▸ **Exercise description**
Read through the lines below for the string "regression" and copy each one that has it.

*** Block opens ***

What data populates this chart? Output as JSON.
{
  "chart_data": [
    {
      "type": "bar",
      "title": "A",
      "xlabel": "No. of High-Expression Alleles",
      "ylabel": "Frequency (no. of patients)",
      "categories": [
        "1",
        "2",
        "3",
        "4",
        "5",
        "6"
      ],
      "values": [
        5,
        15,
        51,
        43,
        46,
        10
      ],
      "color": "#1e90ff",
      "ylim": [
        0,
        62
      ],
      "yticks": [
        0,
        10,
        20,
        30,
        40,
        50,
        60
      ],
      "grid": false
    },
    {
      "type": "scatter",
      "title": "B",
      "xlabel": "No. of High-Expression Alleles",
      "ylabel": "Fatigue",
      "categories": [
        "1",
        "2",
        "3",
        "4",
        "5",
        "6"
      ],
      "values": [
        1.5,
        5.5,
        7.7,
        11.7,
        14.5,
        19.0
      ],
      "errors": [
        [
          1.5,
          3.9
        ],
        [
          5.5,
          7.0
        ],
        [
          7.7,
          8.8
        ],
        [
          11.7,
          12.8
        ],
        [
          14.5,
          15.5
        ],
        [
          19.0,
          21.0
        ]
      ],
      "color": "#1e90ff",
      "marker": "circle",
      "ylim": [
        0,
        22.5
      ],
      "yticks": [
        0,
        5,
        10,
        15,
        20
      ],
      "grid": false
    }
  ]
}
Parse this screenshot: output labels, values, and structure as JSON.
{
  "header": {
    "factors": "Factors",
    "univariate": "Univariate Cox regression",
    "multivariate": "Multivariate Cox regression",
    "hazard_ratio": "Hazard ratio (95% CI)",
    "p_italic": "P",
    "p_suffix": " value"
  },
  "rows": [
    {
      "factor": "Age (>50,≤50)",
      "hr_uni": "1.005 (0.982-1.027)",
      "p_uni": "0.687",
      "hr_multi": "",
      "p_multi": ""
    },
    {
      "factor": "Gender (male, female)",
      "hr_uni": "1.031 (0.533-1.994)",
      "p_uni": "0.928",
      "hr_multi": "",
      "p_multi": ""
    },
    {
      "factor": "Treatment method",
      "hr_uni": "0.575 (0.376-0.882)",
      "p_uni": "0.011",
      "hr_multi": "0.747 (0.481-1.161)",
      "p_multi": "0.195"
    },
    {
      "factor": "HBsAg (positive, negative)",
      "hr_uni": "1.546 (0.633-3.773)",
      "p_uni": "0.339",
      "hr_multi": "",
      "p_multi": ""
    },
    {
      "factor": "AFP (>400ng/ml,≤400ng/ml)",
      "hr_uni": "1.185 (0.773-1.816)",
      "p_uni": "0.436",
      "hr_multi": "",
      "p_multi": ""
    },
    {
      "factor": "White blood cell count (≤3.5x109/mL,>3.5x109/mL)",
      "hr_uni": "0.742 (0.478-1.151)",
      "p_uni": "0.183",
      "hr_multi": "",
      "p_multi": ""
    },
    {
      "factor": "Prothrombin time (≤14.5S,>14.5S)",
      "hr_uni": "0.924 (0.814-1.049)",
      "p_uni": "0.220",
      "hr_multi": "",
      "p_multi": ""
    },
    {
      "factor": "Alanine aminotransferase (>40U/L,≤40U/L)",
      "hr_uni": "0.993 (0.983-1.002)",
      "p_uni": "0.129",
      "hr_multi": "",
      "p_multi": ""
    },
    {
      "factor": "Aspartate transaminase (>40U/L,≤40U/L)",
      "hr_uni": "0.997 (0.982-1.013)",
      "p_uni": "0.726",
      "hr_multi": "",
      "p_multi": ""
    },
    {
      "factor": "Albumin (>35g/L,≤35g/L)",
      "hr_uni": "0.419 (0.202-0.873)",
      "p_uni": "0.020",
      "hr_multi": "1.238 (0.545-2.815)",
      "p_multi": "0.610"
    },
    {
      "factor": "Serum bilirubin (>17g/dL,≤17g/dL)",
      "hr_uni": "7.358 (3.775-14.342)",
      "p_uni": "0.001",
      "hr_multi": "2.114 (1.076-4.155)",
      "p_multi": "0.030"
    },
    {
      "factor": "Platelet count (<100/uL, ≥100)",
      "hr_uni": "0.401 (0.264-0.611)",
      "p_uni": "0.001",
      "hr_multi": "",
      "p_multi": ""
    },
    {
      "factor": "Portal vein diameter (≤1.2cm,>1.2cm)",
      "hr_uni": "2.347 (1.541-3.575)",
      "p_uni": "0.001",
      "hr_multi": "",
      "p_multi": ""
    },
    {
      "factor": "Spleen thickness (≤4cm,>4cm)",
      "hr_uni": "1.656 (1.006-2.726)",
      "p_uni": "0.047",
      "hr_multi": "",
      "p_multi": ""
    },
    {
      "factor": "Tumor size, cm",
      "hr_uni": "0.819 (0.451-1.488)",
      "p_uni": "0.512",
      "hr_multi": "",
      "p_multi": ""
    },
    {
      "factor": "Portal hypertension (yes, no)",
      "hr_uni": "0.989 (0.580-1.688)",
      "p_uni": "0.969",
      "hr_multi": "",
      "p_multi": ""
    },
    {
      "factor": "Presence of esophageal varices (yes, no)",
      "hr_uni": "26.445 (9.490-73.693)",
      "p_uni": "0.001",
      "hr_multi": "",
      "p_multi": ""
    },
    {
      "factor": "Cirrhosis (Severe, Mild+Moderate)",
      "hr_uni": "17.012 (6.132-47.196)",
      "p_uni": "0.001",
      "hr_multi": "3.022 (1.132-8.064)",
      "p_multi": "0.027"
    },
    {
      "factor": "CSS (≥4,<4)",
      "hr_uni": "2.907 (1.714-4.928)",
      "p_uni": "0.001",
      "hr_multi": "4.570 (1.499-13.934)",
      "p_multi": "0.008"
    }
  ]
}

*** Block closes ***

▸ **Result below**
    "univariate": "Univariate Cox regression",
    "multivariate": "Multivariate Cox regression",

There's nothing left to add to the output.